■ Directions ■
(1) Answer these from the biography of Alvarito, one line each:
(a) In what year did he join the professionals?
(b) Which La Liga side did he join in summer 1957?
(c) In a match against which team did he suffer a tibia and fibula injury?
(2) Carry the biography of Alvarito forward from its last sentence.

■ Page text ■

◆ ◆ ◆

Álvaro Rodríguez Ros (16 January 1936 – 16 June 2018), commonly known as Alvarito, was a Spanish football defender and manager.

Club career
Alvarito was born in Ujo, Mieres. After playing for two clubs in his native Asturias, he joined the professionals in 1955, going on to spend two seasons in Segunda División with Real Oviedo also in his region of birth. In summer 1957, he joined La Liga side Atlético Madrid alongside teammate Toni Cuervo, also a fullback.

Cuervo returned to Oviedo shortly after a health problem halted his progression, but Alvarito stayed with Atlético, helping them to back-to-back Copa del Rey conquests, both won at the Santiago Bernabéu Stadium against Real Madrid. He never appeared in more than nine league games for the club during his six-year spell as no substitutions were allowed at that time, and often played understudy to Isacio Calleja; he also suffered a tibia and fibula injury, in a match against Real Valladolid.

◆ ◆ ◆

■ Raw data ■
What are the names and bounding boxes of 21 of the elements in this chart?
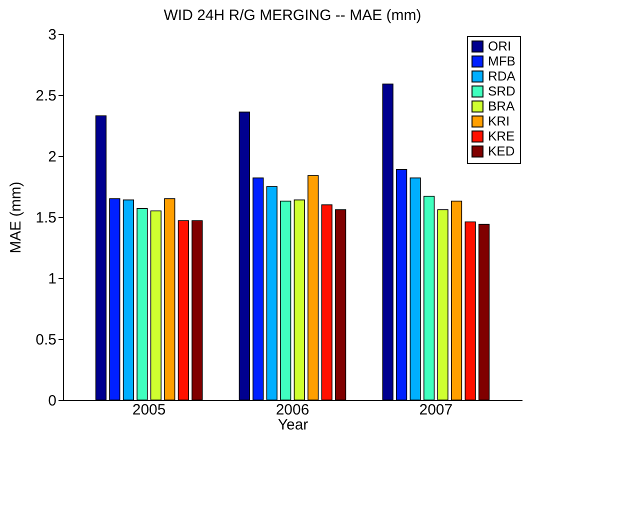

◆ ◆ ◆

■ Task-by-task results ■
(1)
(a) 1955
(b) Atlético Madrid
(c) Real Valladolid

(2)
Alvarito's last season in his country's top division would be 1963–64, playing the most he had in years to help Real Murcia finish in 12th position and scoring his first and only goal in the competition on 16 February 1964, in a 1–0 home win over former team Oviedo. Subsequently, he plied his trade in the Republic of Ireland, Canada and the United States – very briefly returning to Spain to appear for Córdoba CF – acting as player-coach for Shelbourne. He retired in 1970, at the age of 34.

Subsequently, Alvarito worked as a manager, never in higher than Segunda División B.

International career
Alvarito earned two caps for Spain in July 1960, in as many away friendlies: on the 14th, he made his debut in a 4–0 win against Chile. Ten days later, he appeared in a 0–2 loss with Argentina.

Death
Alvarito died on 16 June 2018 in Huércal-Overa, Province of Almería, at the age of 82.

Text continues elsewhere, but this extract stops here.